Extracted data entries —
■ ■ ■
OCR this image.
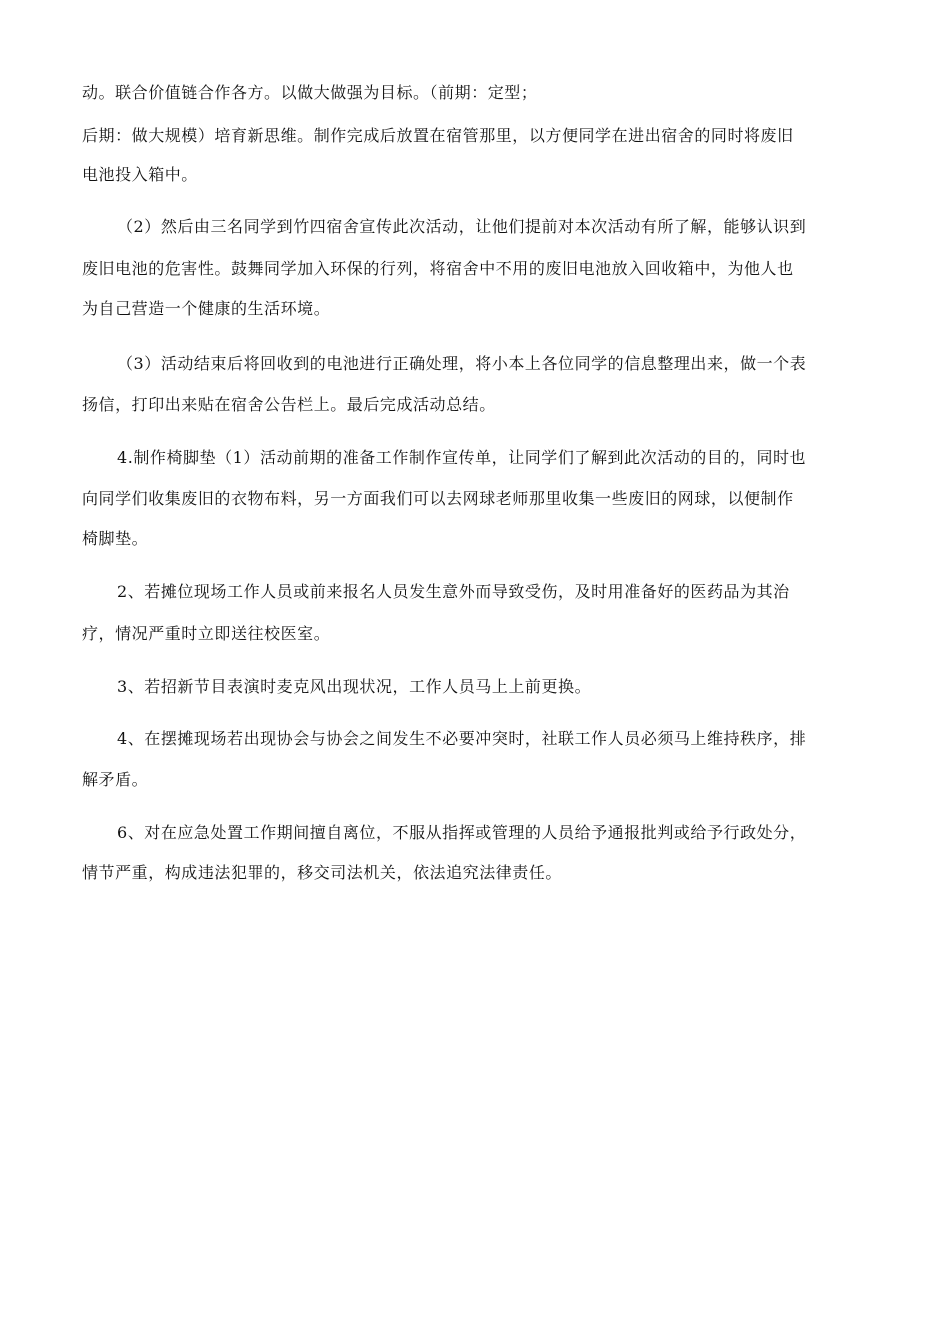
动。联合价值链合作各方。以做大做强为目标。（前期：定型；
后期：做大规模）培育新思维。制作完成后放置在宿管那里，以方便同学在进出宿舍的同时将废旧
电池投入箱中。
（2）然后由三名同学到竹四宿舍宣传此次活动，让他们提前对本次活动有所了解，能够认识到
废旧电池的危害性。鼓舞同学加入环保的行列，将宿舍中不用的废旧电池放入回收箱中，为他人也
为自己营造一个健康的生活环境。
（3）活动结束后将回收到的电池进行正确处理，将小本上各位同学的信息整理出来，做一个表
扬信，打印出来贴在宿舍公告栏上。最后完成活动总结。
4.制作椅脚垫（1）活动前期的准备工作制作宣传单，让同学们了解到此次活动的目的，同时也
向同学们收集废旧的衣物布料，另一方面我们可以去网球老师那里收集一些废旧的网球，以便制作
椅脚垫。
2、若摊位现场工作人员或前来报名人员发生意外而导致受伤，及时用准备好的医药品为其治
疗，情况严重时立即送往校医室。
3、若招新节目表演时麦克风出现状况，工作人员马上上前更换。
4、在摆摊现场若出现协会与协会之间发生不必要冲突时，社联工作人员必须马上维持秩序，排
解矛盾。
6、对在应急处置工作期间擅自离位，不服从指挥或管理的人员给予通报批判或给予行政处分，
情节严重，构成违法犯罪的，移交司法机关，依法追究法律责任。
■ ■ ■
CHALLENGE — Reproduce all entries without any change, and omit the pictures.

OUTPUT OF THE EXERCISE —
OCR this image.
动。联合价值链合作各方。以做大做强为目标。（前期：定型；
后期：做大规模）培育新思维。制作完成后放置在宿管那里，以方便同学在进出宿舍的同时将废旧
电池投入箱中。
（2）然后由三名同学到竹四宿舍宣传此次活动，让他们提前对本次活动有所了解，能够认识到
废旧电池的危害性。鼓舞同学加入环保的行列，将宿舍中不用的废旧电池放入回收箱中，为他人也
为自己营造一个健康的生活环境。
（3）活动结束后将回收到的电池进行正确处理，将小本上各位同学的信息整理出来，做一个表
扬信，打印出来贴在宿舍公告栏上。最后完成活动总结。
4.制作椅脚垫（1）活动前期的准备工作制作宣传单，让同学们了解到此次活动的目的，同时也
向同学们收集废旧的衣物布料，另一方面我们可以去网球老师那里收集一些废旧的网球，以便制作
椅脚垫。
2、若摊位现场工作人员或前来报名人员发生意外而导致受伤，及时用准备好的医药品为其治
疗，情况严重时立即送往校医室。
3、若招新节目表演时麦克风出现状况，工作人员马上上前更换。
4、在摆摊现场若出现协会与协会之间发生不必要冲突时，社联工作人员必须马上维持秩序，排
解矛盾。
6、对在应急处置工作期间擅自离位，不服从指挥或管理的人员给予通报批判或给予行政处分，
情节严重，构成违法犯罪的，移交司法机关，依法追究法律责任。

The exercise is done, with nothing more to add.